**BLOQUE DE TEXTO**:
=-=-=-=-=

Gloria Guerrero Rosas
La cocina ha sido siempre el lugar preferido de mi casa, en ella encuentro la inspiración para las actividades de mis días. Es aquí donde, al calor de los olores que me envuelven al preparar una taza de café, o al cocinar el platillo preferido de alguno de mis hijos o nietos, me emociono al imaginar el momento en que estén degustando el guiso o antojito.
Para mí es una gran alegría poder proporcionarles ese gusto, pues esa es la forma de decirles te amo y que siempre están presentes en mi pensamiento. Siento como si en un ramillete, los estrechara en mi pecho, y los siento unidos y contentos.
Esta cocina es pequeña y modesta, pero cuenta con lo necesario para dar amor, sabor, unión y alegría. Es por eso que prefiero este lugar a cualquier otro espacio de la casa.

=-=-=-=-=

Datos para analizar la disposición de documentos
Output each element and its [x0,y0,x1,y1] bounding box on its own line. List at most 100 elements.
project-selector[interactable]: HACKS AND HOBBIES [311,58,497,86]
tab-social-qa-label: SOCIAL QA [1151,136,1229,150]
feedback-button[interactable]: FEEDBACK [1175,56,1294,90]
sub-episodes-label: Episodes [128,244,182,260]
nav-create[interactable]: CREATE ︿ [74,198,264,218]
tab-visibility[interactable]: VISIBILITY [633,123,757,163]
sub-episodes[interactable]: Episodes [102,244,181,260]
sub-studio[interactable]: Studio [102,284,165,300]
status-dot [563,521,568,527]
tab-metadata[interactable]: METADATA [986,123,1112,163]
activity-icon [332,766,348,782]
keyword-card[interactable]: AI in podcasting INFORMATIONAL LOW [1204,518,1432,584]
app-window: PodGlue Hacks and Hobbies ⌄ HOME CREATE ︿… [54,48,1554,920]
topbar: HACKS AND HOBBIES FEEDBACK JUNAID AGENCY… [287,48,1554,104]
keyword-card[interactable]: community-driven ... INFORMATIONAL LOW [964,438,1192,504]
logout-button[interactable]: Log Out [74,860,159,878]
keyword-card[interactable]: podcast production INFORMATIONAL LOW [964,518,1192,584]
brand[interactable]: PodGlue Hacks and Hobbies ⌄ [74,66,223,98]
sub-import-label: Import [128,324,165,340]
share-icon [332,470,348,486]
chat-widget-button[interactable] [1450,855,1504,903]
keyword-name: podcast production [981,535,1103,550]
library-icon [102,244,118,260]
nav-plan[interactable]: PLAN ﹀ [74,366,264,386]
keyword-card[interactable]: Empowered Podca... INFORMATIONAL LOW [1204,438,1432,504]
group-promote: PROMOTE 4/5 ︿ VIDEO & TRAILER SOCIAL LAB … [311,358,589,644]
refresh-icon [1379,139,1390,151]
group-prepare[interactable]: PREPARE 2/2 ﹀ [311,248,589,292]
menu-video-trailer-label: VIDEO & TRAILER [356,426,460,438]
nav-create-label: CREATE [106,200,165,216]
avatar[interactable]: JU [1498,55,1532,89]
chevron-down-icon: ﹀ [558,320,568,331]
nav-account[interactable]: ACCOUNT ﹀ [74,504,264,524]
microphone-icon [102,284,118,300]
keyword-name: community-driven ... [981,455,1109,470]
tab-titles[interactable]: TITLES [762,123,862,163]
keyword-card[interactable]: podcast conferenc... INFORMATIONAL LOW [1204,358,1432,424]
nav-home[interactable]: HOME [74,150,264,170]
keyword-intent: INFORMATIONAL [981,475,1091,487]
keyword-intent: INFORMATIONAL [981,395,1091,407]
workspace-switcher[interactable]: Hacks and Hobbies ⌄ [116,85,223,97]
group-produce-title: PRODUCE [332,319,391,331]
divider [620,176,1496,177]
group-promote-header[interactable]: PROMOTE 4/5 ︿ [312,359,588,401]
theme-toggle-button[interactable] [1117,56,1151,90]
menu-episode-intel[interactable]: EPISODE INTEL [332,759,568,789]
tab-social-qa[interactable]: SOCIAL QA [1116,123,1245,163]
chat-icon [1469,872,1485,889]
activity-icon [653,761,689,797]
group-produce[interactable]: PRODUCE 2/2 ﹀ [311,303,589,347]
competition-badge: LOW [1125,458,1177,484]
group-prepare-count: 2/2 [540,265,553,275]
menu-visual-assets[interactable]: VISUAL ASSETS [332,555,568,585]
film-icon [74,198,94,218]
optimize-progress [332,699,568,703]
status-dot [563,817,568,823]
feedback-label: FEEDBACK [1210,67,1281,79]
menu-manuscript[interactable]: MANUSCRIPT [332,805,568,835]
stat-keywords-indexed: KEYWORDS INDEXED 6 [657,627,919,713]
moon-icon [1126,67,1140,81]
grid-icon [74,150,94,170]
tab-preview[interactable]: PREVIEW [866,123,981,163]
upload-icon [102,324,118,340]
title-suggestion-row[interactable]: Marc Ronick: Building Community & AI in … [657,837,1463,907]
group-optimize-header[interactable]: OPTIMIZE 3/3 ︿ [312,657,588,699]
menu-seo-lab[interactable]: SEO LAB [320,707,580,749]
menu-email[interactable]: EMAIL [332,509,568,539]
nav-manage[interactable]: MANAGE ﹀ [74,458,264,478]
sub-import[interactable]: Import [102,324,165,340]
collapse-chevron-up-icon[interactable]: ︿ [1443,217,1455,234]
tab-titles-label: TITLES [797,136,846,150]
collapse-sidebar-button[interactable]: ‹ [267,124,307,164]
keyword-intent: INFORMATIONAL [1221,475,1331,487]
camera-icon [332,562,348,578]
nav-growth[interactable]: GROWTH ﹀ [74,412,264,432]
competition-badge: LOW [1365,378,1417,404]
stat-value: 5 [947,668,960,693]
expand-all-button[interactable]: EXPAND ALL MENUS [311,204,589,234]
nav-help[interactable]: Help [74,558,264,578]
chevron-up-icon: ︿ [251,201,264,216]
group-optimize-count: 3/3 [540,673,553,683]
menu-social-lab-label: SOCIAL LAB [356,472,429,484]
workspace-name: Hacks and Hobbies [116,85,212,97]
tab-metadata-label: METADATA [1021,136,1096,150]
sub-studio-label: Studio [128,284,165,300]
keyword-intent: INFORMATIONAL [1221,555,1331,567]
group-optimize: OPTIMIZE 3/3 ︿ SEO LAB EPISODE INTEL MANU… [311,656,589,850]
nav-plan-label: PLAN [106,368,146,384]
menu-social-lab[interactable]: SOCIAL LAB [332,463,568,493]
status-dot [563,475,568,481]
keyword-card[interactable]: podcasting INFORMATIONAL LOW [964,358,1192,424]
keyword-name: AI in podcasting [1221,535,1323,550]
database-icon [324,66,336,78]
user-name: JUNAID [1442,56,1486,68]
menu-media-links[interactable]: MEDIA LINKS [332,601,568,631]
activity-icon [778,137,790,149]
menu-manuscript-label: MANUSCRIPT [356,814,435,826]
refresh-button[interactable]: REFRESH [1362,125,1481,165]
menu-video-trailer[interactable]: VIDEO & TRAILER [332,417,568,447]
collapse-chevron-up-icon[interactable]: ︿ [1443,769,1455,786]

=-=-=-=-=

**LA TAREA**:
Continúa el texto sobre la cocina de la casa a partir de su última oración.

**TU RESPUESTA**:
La cocina tiene una ventana grande por donde penetra la luz. Así pues, al compás de la música instrumental y saboreando mi tercera taza de café del día, estoy escribiendo y me siento cobijada por este lugar. Porque para mí, aquí está la raíz de la armonía y la fábrica de las emociones, como las que experimento cuando preparo algún platillo para un día especial, como el cumpleaños de algún miembro de la familia, o alguna otra celebración.